**What you should do**
Copy each line exactly. Leave nothing out.

**Given records**
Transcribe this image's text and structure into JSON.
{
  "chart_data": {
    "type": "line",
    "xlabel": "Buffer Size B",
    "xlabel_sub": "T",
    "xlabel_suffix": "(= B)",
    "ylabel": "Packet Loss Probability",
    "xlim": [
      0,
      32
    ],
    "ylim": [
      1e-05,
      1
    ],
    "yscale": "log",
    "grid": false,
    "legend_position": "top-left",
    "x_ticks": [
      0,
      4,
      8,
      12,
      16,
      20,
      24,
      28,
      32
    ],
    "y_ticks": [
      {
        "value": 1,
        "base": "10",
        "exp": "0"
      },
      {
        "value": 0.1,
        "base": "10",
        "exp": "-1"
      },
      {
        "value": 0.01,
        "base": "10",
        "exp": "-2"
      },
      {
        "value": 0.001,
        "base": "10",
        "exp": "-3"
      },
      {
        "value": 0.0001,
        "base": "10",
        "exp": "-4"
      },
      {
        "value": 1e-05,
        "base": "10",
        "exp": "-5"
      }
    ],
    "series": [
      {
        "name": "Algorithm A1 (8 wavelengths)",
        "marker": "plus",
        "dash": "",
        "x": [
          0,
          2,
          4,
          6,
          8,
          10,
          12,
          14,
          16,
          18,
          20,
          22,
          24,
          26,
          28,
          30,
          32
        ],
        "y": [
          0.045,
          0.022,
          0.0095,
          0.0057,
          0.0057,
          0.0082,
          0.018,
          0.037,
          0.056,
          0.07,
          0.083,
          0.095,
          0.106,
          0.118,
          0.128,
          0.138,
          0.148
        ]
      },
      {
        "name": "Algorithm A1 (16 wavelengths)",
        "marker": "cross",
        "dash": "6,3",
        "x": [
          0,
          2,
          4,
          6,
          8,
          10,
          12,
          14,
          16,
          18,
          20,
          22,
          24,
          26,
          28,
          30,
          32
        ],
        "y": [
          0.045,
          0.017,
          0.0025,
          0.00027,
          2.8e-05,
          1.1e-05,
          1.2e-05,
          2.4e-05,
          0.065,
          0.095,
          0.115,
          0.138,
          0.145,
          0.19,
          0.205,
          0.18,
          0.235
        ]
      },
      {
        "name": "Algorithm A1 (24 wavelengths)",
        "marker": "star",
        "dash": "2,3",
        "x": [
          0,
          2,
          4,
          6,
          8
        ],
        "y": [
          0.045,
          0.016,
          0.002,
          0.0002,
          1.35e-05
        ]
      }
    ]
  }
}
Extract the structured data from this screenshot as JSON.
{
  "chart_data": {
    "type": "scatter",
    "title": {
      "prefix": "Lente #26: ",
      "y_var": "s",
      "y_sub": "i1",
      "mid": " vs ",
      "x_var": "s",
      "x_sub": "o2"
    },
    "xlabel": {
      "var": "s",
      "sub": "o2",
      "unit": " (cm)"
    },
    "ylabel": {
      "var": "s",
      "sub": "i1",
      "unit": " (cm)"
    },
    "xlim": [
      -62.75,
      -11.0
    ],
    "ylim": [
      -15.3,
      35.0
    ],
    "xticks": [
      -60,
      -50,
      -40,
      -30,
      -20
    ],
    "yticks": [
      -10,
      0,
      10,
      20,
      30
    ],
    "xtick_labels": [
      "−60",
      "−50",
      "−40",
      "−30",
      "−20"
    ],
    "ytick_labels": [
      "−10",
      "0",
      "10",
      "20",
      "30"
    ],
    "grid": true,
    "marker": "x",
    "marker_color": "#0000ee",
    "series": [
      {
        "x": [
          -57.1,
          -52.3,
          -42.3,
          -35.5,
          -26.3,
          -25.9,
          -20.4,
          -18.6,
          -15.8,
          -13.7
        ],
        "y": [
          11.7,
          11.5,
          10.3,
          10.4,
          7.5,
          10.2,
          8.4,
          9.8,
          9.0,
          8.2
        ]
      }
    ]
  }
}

**The completed task**
Transcribe this image's text and structure into JSON.
{
  "chart_data": {
    "type": "line",
    "xlabel": "Buffer Size B",
    "xlabel_sub": "T",
    "xlabel_suffix": "(= B)",
    "ylabel": "Packet Loss Probability",
    "xlim": [
      0,
      32
    ],
    "ylim": [
      1e-05,
      1
    ],
    "yscale": "log",
    "grid": false,
    "legend_position": "top-left",
    "x_ticks": [
      0,
      4,
      8,
      12,
      16,
      20,
      24,
      28,
      32
    ],
    "y_ticks": [
      {
        "value": 1,
        "base": "10",
        "exp": "0"
      },
      {
        "value": 0.1,
        "base": "10",
        "exp": "-1"
      },
      {
        "value": 0.01,
        "base": "10",
        "exp": "-2"
      },
      {
        "value": 0.001,
        "base": "10",
        "exp": "-3"
      },
      {
        "value": 0.0001,
        "base": "10",
        "exp": "-4"
      },
      {
        "value": 1e-05,
        "base": "10",
        "exp": "-5"
      }
    ],
    "series": [
      {
        "name": "Algorithm A1 (8 wavelengths)",
        "marker": "plus",
        "dash": "",
        "x": [
          0,
          2,
          4,
          6,
          8,
          10,
          12,
          14,
          16,
          18,
          20,
          22,
          24,
          26,
          28,
          30,
          32
        ],
        "y": [
          0.045,
          0.022,
          0.0095,
          0.0057,
          0.0057,
          0.0082,
          0.018,
          0.037,
          0.056,
          0.07,
          0.083,
          0.095,
          0.106,
          0.118,
          0.128,
          0.138,
          0.148
        ]
      },
      {
        "name": "Algorithm A1 (16 wavelengths)",
        "marker": "cross",
        "dash": "6,3",
        "x": [
          0,
          2,
          4,
          6,
          8,
          10,
          12,
          14,
          16,
          18,
          20,
          22,
          24,
          26,
          28,
          30,
          32
        ],
        "y": [
          0.045,
          0.017,
          0.0025,
          0.00027,
          2.8e-05,
          1.1e-05,
          1.2e-05,
          2.4e-05,
          0.065,
          0.095,
          0.115,
          0.138,
          0.145,
          0.19,
          0.205,
          0.18,
          0.235
        ]
      },
      {
        "name": "Algorithm A1 (24 wavelengths)",
        "marker": "star",
        "dash": "2,3",
        "x": [
          0,
          2,
          4,
          6,
          8
        ],
        "y": [
          0.045,
          0.016,
          0.002,
          0.0002,
          1.35e-05
        ]
      }
    ]
  }
}
Extract the structured data from this screenshot as JSON.
{
  "chart_data": {
    "type": "scatter",
    "title": {
      "prefix": "Lente #26: ",
      "y_var": "s",
      "y_sub": "i1",
      "mid": " vs ",
      "x_var": "s",
      "x_sub": "o2"
    },
    "xlabel": {
      "var": "s",
      "sub": "o2",
      "unit": " (cm)"
    },
    "ylabel": {
      "var": "s",
      "sub": "i1",
      "unit": " (cm)"
    },
    "xlim": [
      -62.75,
      -11.0
    ],
    "ylim": [
      -15.3,
      35.0
    ],
    "xticks": [
      -60,
      -50,
      -40,
      -30,
      -20
    ],
    "yticks": [
      -10,
      0,
      10,
      20,
      30
    ],
    "xtick_labels": [
      "−60",
      "−50",
      "−40",
      "−30",
      "−20"
    ],
    "ytick_labels": [
      "−10",
      "0",
      "10",
      "20",
      "30"
    ],
    "grid": true,
    "marker": "x",
    "marker_color": "#0000ee",
    "series": [
      {
        "x": [
          -57.1,
          -52.3,
          -42.3,
          -35.5,
          -26.3,
          -25.9,
          -20.4,
          -18.6,
          -15.8,
          -13.7
        ],
        "y": [
          11.7,
          11.5,
          10.3,
          10.4,
          7.5,
          10.2,
          8.4,
          9.8,
          9.0,
          8.2
        ]
      }
    ]
  }
}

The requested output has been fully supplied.